__Records shown__:

^^^^^^^^^^^^^^^^

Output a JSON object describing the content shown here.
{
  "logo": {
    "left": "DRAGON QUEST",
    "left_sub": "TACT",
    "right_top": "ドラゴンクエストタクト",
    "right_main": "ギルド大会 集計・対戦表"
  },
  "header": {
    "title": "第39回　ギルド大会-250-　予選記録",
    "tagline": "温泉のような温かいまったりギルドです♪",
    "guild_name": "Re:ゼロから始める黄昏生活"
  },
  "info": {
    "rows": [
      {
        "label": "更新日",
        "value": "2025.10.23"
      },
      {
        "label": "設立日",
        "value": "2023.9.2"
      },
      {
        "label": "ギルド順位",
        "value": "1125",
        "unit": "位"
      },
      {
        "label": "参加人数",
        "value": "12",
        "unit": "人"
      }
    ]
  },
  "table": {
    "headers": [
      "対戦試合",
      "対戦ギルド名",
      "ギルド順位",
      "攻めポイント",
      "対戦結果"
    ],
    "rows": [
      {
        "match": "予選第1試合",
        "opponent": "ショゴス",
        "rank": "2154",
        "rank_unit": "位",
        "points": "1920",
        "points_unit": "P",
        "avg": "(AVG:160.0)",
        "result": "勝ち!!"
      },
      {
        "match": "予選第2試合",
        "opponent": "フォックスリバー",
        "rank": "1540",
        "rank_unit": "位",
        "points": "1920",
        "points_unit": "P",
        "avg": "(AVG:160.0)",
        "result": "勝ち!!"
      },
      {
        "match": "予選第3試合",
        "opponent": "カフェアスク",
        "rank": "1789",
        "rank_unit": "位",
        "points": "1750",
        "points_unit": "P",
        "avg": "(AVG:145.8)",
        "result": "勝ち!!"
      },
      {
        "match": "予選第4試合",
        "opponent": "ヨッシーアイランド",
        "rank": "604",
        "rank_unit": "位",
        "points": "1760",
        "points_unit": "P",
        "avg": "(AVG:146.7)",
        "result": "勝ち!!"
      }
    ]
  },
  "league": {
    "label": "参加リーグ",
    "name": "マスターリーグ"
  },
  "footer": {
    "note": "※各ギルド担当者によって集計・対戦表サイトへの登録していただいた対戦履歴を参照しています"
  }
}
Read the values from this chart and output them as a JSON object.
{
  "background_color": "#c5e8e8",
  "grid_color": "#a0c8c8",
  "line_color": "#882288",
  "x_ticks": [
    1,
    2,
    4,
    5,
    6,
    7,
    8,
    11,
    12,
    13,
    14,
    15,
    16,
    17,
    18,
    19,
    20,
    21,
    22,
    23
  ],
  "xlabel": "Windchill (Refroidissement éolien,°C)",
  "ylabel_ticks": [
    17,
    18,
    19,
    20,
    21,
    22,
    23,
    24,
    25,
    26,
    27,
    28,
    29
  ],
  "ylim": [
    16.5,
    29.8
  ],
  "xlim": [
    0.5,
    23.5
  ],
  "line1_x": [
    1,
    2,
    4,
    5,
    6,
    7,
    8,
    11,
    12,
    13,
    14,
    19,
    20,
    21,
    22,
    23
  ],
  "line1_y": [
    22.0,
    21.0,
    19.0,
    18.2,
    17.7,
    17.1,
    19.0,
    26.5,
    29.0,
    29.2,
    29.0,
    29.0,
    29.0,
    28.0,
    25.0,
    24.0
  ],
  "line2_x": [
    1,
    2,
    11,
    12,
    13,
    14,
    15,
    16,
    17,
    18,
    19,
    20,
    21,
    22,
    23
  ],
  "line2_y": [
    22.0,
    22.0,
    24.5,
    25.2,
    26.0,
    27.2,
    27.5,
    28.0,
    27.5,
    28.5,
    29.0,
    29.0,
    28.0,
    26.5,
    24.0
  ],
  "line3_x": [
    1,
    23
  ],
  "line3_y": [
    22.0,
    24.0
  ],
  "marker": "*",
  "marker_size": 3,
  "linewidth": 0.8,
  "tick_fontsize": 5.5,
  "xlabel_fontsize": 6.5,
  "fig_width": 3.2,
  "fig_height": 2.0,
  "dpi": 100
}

^^^^^^^^^^^^^^^^

__Written instruction__: Would you reproduce the material above in full, exactly as given?

__Result of this exercise__:
Output a JSON object describing the content shown here.
{
  "logo": {
    "left": "DRAGON QUEST",
    "left_sub": "TACT",
    "right_top": "ドラゴンクエストタクト",
    "right_main": "ギルド大会 集計・対戦表"
  },
  "header": {
    "title": "第39回　ギルド大会-250-　予選記録",
    "tagline": "温泉のような温かいまったりギルドです♪",
    "guild_name": "Re:ゼロから始める黄昏生活"
  },
  "info": {
    "rows": [
      {
        "label": "更新日",
        "value": "2025.10.23"
      },
      {
        "label": "設立日",
        "value": "2023.9.2"
      },
      {
        "label": "ギルド順位",
        "value": "1125",
        "unit": "位"
      },
      {
        "label": "参加人数",
        "value": "12",
        "unit": "人"
      }
    ]
  },
  "table": {
    "headers": [
      "対戦試合",
      "対戦ギルド名",
      "ギルド順位",
      "攻めポイント",
      "対戦結果"
    ],
    "rows": [
      {
        "match": "予選第1試合",
        "opponent": "ショゴス",
        "rank": "2154",
        "rank_unit": "位",
        "points": "1920",
        "points_unit": "P",
        "avg": "(AVG:160.0)",
        "result": "勝ち!!"
      },
      {
        "match": "予選第2試合",
        "opponent": "フォックスリバー",
        "rank": "1540",
        "rank_unit": "位",
        "points": "1920",
        "points_unit": "P",
        "avg": "(AVG:160.0)",
        "result": "勝ち!!"
      },
      {
        "match": "予選第3試合",
        "opponent": "カフェアスク",
        "rank": "1789",
        "rank_unit": "位",
        "points": "1750",
        "points_unit": "P",
        "avg": "(AVG:145.8)",
        "result": "勝ち!!"
      },
      {
        "match": "予選第4試合",
        "opponent": "ヨッシーアイランド",
        "rank": "604",
        "rank_unit": "位",
        "points": "1760",
        "points_unit": "P",
        "avg": "(AVG:146.7)",
        "result": "勝ち!!"
      }
    ]
  },
  "league": {
    "label": "参加リーグ",
    "name": "マスターリーグ"
  },
  "footer": {
    "note": "※各ギルド担当者によって集計・対戦表サイトへの登録していただいた対戦履歴を参照しています"
  }
}
Read the values from this chart and output them as a JSON object.
{
  "background_color": "#c5e8e8",
  "grid_color": "#a0c8c8",
  "line_color": "#882288",
  "x_ticks": [
    1,
    2,
    4,
    5,
    6,
    7,
    8,
    11,
    12,
    13,
    14,
    15,
    16,
    17,
    18,
    19,
    20,
    21,
    22,
    23
  ],
  "xlabel": "Windchill (Refroidissement éolien,°C)",
  "ylabel_ticks": [
    17,
    18,
    19,
    20,
    21,
    22,
    23,
    24,
    25,
    26,
    27,
    28,
    29
  ],
  "ylim": [
    16.5,
    29.8
  ],
  "xlim": [
    0.5,
    23.5
  ],
  "line1_x": [
    1,
    2,
    4,
    5,
    6,
    7,
    8,
    11,
    12,
    13,
    14,
    19,
    20,
    21,
    22,
    23
  ],
  "line1_y": [
    22.0,
    21.0,
    19.0,
    18.2,
    17.7,
    17.1,
    19.0,
    26.5,
    29.0,
    29.2,
    29.0,
    29.0,
    29.0,
    28.0,
    25.0,
    24.0
  ],
  "line2_x": [
    1,
    2,
    11,
    12,
    13,
    14,
    15,
    16,
    17,
    18,
    19,
    20,
    21,
    22,
    23
  ],
  "line2_y": [
    22.0,
    22.0,
    24.5,
    25.2,
    26.0,
    27.2,
    27.5,
    28.0,
    27.5,
    28.5,
    29.0,
    29.0,
    28.0,
    26.5,
    24.0
  ],
  "line3_x": [
    1,
    23
  ],
  "line3_y": [
    22.0,
    24.0
  ],
  "marker": "*",
  "marker_size": 3,
  "linewidth": 0.8,
  "tick_fontsize": 5.5,
  "xlabel_fontsize": 6.5,
  "fig_width": 3.2,
  "fig_height": 2.0,
  "dpi": 100
}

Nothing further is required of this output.